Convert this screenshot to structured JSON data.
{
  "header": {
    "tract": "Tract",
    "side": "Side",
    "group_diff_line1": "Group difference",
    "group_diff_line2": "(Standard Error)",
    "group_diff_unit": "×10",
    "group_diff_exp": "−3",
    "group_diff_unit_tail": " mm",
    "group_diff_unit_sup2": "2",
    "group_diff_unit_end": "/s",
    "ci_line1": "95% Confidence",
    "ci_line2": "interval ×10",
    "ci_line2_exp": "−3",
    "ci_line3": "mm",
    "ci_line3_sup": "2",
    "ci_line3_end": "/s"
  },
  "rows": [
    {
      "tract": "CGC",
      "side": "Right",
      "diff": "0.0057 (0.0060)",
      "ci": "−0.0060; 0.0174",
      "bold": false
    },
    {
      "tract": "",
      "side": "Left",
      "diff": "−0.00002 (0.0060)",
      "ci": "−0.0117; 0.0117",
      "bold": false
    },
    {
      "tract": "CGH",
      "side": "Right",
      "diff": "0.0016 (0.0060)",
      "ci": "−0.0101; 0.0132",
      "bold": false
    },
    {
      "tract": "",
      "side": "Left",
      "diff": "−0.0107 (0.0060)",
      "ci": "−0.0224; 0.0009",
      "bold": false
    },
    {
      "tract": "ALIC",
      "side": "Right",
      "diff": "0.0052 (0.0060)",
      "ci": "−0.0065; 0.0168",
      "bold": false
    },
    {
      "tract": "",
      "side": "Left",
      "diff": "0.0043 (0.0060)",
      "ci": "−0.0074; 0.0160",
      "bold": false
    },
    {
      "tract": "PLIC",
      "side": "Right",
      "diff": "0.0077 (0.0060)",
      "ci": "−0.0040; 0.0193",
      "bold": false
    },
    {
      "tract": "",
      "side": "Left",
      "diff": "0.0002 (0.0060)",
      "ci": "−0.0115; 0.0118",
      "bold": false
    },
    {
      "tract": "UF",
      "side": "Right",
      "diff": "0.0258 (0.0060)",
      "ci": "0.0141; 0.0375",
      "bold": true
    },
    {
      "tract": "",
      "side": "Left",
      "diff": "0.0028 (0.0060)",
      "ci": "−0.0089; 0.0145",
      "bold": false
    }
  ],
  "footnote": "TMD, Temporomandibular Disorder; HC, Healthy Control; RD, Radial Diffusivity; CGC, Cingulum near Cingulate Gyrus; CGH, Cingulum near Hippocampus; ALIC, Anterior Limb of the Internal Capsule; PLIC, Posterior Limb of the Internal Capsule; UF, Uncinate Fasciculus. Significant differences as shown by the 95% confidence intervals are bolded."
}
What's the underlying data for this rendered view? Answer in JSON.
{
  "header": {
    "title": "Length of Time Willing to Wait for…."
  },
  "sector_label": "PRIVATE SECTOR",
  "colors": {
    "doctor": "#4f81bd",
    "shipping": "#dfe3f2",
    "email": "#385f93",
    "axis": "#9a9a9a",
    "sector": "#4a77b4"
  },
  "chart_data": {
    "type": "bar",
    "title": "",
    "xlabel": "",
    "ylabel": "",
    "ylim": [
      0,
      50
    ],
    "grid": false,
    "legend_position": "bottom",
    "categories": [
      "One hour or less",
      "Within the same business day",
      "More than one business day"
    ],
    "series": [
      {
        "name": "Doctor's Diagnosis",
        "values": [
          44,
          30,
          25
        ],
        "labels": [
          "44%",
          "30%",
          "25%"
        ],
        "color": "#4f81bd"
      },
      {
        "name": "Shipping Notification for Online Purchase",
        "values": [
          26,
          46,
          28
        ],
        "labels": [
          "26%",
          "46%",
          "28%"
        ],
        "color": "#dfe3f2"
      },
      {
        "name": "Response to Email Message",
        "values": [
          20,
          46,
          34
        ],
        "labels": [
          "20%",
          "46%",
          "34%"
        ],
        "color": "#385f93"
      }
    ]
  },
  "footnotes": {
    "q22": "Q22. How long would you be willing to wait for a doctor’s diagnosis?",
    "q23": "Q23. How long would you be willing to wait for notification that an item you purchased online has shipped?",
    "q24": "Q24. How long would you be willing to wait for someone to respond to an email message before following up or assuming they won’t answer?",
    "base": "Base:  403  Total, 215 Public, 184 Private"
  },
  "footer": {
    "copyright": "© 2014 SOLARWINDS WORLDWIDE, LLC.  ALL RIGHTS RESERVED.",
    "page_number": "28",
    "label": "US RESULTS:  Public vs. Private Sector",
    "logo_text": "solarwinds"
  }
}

++++++++

SET EXERCISE - Select and copy every line from the records that includes the word "name".

EXERCISE RESULT -
        "name": "Doctor's Diagnosis",
        "name": "Shipping Notification for Online Purchase",
        "name": "Response to Email Message",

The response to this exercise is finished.